→ SHORT PROBLEM: Copy all of the material word for word, except for the pictures.

Stored data entries:
──────

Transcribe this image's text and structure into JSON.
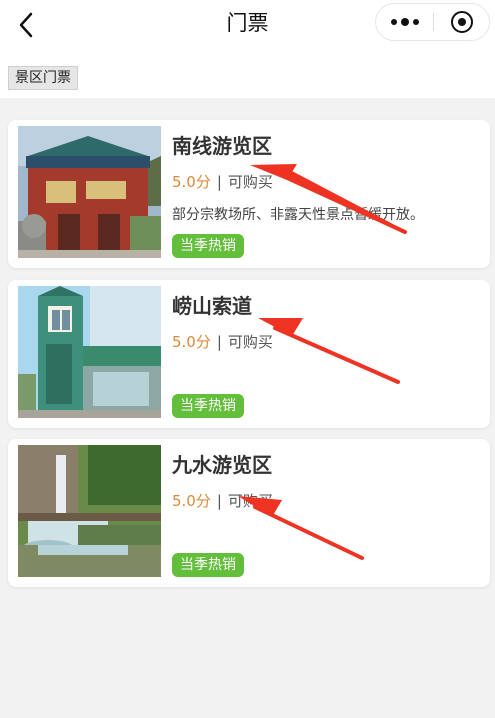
{
  "header": {
    "title": "门票"
  },
  "section": {
    "tag": "景区门票"
  },
  "items": [
    {
      "name": "南线游览区",
      "score": "5.0分",
      "status": "可购买",
      "note": "部分宗教场所、非露天性景点暂缓开放。",
      "badge": "当季热销"
    },
    {
      "name": "崂山索道",
      "score": "5.0分",
      "status": "可购买",
      "note": "",
      "badge": "当季热销"
    },
    {
      "name": "九水游览区",
      "score": "5.0分",
      "status": "可购买",
      "note": "",
      "badge": "当季热销"
    }
  ],
  "colors": {
    "accent": "#e0893a",
    "badge": "#63be3c",
    "annotation": "#ee3322"
  },
  "icons": [
    "back-arrow-icon",
    "more-dots-icon",
    "close-target-icon"
  ]
}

──────

→ THE OUTPUT:
Transcribe this image's text and structure into JSON.
{
  "header": {
    "title": "门票"
  },
  "section": {
    "tag": "景区门票"
  },
  "items": [
    {
      "name": "南线游览区",
      "score": "5.0分",
      "status": "可购买",
      "note": "部分宗教场所、非露天性景点暂缓开放。",
      "badge": "当季热销"
    },
    {
      "name": "崂山索道",
      "score": "5.0分",
      "status": "可购买",
      "note": "",
      "badge": "当季热销"
    },
    {
      "name": "九水游览区",
      "score": "5.0分",
      "status": "可购买",
      "note": "",
      "badge": "当季热销"
    }
  ],
  "colors": {
    "accent": "#e0893a",
    "badge": "#63be3c",
    "annotation": "#ee3322"
  },
  "icons": [
    "back-arrow-icon",
    "more-dots-icon",
    "close-target-icon"
  ]
}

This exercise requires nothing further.